• Task to carry out:
Keep only the lines of the data below that contain "روزه", and copy them.

———

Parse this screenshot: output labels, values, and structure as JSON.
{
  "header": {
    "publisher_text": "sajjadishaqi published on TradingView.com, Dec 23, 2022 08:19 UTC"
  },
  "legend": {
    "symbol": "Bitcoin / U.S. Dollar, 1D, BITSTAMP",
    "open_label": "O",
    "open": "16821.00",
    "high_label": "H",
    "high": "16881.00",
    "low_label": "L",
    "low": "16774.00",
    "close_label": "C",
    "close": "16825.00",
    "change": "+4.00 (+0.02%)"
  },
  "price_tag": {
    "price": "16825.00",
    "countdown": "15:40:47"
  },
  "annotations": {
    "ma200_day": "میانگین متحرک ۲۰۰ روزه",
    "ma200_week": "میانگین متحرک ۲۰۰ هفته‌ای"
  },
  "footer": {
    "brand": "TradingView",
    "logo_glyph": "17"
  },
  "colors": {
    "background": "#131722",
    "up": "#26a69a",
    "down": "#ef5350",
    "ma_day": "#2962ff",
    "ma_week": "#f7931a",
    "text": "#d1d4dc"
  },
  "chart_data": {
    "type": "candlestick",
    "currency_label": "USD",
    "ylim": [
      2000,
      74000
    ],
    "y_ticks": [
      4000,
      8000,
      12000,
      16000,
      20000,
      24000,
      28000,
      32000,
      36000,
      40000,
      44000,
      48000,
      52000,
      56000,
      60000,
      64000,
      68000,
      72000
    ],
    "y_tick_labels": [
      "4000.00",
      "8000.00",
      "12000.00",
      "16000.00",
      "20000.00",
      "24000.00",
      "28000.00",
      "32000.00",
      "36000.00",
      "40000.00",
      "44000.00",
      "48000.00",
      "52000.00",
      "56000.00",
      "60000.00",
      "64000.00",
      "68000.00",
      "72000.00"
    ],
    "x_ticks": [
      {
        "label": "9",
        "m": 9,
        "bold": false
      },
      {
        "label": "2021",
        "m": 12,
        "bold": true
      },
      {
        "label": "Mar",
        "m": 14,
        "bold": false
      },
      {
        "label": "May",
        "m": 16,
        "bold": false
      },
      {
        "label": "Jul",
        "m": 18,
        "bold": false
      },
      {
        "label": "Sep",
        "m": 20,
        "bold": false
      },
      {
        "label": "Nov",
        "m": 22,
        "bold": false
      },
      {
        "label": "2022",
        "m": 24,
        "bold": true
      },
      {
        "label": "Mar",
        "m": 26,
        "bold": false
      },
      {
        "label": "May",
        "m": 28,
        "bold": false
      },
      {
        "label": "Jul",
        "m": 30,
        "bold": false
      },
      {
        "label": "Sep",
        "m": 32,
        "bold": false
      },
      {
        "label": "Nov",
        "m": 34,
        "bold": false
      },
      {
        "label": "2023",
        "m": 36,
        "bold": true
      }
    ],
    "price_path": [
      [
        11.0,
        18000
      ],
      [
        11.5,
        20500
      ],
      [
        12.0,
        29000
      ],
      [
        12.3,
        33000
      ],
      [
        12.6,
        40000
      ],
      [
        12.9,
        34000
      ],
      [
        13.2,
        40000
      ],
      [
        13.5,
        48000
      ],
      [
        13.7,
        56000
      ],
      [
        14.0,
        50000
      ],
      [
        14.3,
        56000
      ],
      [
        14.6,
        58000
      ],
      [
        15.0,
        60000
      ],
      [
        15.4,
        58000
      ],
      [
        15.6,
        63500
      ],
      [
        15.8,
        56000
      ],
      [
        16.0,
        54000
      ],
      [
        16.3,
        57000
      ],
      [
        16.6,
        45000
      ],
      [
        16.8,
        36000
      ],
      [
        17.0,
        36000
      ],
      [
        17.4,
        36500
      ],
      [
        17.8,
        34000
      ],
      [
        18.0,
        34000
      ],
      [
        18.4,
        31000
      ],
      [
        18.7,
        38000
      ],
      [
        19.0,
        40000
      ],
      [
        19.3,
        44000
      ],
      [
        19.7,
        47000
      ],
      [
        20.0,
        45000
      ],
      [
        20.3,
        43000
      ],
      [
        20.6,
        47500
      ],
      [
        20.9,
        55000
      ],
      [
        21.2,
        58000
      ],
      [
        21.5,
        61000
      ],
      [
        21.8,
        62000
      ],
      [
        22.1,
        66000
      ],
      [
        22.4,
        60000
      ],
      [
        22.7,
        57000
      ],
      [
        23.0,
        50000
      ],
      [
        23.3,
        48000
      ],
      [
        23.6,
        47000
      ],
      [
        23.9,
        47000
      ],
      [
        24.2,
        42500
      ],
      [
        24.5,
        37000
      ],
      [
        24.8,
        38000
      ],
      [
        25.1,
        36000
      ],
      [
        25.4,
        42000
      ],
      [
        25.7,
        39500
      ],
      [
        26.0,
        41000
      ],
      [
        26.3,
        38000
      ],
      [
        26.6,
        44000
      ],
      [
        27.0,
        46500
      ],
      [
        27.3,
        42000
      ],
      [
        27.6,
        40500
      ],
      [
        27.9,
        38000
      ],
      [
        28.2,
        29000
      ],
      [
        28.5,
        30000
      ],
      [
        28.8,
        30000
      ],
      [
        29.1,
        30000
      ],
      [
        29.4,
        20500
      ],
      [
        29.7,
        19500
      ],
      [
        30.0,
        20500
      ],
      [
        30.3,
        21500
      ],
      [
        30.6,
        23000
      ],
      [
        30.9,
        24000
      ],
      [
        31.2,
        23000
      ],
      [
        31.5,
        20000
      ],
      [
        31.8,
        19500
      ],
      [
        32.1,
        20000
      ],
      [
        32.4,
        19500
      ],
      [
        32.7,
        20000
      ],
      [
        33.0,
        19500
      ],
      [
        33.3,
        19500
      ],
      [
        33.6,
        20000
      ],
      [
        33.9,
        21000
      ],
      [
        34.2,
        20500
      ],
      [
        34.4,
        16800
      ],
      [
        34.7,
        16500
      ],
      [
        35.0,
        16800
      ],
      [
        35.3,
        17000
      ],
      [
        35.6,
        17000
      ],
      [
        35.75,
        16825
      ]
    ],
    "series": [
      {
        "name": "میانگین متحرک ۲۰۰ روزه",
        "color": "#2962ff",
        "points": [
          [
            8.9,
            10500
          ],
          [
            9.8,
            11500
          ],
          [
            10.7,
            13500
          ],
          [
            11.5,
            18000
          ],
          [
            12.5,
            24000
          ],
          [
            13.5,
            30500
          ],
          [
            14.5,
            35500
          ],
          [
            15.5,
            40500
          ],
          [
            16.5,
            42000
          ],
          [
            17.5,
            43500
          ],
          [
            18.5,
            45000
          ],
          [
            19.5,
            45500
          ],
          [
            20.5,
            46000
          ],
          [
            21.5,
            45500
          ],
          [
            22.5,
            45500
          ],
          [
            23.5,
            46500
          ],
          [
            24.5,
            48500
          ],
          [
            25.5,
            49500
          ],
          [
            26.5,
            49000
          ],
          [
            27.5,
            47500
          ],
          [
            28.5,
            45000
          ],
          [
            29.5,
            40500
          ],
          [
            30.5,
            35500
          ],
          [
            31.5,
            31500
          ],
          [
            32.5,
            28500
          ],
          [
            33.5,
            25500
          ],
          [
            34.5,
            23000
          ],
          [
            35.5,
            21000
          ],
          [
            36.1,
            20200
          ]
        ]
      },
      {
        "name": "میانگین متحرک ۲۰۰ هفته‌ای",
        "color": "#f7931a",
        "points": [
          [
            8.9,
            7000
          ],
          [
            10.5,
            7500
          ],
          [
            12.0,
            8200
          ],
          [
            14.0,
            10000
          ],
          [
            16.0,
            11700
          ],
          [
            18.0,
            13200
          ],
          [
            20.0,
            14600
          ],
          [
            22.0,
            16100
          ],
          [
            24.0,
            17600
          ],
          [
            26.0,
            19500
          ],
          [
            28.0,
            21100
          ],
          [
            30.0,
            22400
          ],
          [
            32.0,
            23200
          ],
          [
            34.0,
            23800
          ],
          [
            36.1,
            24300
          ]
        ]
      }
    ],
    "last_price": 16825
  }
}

———

• Answer below:
    "ma200_day": "میانگین متحرک ۲۰۰ روزه",
        "name": "میانگین متحرک ۲۰۰ روزه",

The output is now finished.